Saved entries

================

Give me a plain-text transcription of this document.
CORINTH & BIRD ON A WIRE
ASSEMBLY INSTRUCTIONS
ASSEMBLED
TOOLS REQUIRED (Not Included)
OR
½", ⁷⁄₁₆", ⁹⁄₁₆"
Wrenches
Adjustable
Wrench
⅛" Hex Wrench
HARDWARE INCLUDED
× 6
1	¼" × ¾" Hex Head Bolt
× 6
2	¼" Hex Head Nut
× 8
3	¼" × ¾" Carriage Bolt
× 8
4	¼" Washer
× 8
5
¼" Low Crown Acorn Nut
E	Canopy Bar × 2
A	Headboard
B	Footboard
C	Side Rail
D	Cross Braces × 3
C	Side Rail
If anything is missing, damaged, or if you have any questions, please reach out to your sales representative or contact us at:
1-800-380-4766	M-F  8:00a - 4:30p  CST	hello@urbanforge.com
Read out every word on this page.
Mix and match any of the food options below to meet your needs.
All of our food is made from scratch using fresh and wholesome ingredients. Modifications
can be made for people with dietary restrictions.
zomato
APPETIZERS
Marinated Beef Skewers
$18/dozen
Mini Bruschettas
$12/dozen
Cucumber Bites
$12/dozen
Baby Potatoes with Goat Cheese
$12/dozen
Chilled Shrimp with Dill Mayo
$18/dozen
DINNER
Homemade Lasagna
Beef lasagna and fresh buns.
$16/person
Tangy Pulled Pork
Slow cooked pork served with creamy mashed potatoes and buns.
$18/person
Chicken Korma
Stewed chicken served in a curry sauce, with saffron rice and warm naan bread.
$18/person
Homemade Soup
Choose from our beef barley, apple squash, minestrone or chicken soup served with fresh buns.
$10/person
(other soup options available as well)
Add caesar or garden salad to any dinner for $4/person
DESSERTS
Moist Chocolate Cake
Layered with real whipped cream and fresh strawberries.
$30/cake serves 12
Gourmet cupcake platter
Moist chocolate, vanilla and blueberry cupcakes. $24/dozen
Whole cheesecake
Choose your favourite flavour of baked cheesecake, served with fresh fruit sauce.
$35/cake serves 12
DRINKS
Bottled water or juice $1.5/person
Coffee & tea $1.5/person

================

*WHAT YOU ARE ASKED TO DO:* Using the records above, gather all lines where the string "person" is present.

*EXERCISE OUTPUT:*
$16/person
$18/person
$18/person
$10/person
Add caesar or garden salad to any dinner for $4/person
Bottled water or juice $1.5/person
Coffee & tea $1.5/person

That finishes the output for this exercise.